== INPUT FOR THIS TASK

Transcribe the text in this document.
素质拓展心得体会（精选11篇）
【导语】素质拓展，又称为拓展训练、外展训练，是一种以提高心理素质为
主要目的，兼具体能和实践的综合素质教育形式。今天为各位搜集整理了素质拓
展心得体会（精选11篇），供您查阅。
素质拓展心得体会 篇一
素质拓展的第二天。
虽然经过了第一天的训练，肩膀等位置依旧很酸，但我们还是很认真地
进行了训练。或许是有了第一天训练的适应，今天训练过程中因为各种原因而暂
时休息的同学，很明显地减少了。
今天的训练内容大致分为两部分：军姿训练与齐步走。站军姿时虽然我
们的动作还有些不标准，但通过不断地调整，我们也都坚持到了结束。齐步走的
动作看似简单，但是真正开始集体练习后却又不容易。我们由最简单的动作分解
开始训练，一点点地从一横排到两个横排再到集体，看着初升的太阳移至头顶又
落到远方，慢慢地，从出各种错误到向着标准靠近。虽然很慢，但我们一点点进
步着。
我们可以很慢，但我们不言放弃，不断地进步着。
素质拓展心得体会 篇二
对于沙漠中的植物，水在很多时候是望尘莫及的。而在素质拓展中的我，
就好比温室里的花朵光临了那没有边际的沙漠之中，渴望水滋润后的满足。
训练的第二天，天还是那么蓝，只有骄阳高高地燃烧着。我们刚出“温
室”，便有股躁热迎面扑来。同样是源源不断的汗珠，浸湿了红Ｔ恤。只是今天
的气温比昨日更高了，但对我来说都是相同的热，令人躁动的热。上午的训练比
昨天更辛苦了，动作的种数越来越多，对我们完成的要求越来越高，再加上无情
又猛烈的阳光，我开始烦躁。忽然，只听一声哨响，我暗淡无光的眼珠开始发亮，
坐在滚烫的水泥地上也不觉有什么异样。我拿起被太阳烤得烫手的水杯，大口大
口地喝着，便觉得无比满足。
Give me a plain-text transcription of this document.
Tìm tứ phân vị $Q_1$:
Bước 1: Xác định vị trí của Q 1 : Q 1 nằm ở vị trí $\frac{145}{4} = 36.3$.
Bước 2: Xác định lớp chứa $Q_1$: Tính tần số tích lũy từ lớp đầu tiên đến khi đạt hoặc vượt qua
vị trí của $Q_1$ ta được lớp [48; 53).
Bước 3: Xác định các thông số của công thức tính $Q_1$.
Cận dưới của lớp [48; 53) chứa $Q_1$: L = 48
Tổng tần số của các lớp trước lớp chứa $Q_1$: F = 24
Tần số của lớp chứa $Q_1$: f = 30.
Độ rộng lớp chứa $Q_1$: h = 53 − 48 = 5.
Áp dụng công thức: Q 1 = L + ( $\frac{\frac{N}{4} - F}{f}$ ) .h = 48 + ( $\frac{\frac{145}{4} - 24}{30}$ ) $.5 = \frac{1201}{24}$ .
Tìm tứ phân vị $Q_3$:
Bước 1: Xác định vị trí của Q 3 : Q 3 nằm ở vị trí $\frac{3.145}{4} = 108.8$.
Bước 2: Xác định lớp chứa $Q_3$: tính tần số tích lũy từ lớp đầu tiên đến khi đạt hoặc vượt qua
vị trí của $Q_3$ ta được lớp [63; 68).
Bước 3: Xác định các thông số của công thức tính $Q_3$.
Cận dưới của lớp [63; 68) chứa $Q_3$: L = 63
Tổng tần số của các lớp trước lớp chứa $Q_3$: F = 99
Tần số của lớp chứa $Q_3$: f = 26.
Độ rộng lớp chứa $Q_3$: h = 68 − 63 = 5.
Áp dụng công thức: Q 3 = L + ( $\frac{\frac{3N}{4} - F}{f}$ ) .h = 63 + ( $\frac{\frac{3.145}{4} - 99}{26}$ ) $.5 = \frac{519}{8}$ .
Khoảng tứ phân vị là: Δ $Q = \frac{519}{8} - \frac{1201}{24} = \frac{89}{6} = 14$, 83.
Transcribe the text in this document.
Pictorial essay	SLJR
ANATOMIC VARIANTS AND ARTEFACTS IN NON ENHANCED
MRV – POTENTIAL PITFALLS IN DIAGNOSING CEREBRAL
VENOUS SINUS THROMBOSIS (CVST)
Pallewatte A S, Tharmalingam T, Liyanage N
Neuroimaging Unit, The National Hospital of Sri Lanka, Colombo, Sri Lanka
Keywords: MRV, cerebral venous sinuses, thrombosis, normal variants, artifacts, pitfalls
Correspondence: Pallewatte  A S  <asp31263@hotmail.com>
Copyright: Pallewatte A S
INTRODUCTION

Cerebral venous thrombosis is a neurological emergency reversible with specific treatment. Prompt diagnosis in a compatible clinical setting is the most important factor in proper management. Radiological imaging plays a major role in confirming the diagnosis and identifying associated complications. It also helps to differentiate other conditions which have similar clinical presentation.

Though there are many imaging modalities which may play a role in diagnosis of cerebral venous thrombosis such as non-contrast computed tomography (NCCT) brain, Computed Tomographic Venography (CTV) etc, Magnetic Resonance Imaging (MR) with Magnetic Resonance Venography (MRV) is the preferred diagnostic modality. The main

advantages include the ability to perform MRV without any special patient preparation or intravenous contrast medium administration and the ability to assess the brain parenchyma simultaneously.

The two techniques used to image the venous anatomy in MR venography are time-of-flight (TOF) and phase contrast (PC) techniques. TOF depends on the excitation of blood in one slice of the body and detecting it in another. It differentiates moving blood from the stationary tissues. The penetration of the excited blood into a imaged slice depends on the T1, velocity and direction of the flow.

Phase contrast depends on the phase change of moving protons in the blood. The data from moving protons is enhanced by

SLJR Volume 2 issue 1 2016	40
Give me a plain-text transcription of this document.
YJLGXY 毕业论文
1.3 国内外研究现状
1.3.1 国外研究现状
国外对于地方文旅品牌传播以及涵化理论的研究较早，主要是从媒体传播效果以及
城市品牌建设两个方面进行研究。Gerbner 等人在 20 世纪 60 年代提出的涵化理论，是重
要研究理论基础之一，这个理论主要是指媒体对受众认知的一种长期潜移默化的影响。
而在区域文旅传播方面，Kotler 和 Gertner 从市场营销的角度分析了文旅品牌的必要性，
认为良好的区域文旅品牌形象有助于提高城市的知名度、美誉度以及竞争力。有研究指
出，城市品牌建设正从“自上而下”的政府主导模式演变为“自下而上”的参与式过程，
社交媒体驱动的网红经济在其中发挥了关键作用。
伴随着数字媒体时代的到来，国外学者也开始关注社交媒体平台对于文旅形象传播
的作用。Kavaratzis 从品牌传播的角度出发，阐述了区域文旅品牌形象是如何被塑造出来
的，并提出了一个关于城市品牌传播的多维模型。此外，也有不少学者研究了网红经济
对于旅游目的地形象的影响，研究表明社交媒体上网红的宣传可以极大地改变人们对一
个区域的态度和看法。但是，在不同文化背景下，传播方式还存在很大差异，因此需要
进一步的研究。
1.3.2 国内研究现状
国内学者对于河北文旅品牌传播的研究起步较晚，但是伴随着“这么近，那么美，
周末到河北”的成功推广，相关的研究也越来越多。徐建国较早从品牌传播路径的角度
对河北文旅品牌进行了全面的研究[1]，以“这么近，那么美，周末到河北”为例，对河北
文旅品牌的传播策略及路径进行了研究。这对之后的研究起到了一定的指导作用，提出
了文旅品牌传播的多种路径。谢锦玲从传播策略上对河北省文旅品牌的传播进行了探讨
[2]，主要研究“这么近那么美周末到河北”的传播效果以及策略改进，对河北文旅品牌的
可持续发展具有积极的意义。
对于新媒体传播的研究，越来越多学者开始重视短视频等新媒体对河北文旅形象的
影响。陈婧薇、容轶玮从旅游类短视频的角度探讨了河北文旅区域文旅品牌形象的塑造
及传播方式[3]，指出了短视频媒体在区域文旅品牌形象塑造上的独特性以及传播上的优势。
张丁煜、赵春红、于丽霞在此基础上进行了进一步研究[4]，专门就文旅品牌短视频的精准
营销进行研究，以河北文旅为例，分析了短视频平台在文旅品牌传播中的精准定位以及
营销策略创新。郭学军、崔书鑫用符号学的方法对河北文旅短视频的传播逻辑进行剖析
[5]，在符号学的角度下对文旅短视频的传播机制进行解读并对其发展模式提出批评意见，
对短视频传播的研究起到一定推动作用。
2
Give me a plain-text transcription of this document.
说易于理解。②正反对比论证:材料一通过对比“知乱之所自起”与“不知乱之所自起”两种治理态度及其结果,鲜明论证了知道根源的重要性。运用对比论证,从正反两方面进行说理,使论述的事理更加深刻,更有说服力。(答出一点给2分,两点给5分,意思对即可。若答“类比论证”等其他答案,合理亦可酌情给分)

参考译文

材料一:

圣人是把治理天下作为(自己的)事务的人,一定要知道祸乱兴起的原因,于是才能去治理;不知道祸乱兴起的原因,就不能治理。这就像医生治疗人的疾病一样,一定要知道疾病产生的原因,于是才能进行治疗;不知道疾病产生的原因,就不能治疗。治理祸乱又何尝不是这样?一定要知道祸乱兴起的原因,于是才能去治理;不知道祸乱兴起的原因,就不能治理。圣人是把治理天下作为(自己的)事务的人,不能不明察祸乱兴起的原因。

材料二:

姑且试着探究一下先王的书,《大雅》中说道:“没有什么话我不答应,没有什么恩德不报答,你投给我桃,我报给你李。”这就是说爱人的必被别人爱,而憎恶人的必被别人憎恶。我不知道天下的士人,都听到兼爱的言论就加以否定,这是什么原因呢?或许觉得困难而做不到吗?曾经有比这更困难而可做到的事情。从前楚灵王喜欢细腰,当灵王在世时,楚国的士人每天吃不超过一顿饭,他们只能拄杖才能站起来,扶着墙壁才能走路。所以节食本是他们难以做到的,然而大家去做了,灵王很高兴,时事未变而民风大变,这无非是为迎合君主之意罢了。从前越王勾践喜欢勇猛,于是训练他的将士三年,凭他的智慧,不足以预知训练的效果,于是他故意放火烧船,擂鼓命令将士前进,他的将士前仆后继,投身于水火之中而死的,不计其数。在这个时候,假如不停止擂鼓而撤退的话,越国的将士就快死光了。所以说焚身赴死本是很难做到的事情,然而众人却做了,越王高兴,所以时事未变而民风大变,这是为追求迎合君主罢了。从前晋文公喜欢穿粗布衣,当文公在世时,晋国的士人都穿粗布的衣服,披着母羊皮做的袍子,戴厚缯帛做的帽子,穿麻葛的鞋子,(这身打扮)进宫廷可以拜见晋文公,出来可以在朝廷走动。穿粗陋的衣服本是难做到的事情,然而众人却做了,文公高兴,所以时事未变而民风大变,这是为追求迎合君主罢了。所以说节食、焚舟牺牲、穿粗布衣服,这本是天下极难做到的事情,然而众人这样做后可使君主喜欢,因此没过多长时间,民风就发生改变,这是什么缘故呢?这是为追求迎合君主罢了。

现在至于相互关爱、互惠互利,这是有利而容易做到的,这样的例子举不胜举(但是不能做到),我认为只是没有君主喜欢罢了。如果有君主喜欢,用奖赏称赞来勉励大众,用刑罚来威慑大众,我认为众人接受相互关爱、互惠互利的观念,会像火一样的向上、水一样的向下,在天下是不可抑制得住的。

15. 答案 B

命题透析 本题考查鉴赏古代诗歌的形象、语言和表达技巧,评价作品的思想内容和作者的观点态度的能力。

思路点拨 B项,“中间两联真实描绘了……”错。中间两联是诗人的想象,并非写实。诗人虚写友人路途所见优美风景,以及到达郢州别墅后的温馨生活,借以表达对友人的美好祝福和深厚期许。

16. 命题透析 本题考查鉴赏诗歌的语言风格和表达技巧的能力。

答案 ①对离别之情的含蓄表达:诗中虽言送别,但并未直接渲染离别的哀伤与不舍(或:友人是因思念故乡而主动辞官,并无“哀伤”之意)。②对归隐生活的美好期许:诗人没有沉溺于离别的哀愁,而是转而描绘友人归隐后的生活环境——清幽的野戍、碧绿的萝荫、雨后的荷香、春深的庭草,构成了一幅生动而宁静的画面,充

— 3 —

====

> OBJECTIVE
Find each line with the string "được" and copy it out.

> TASK ANSWER
vị trí của $Q_1$ ta được lớp [48; 53).
vị trí của $Q_3$ ta được lớp [63; 68).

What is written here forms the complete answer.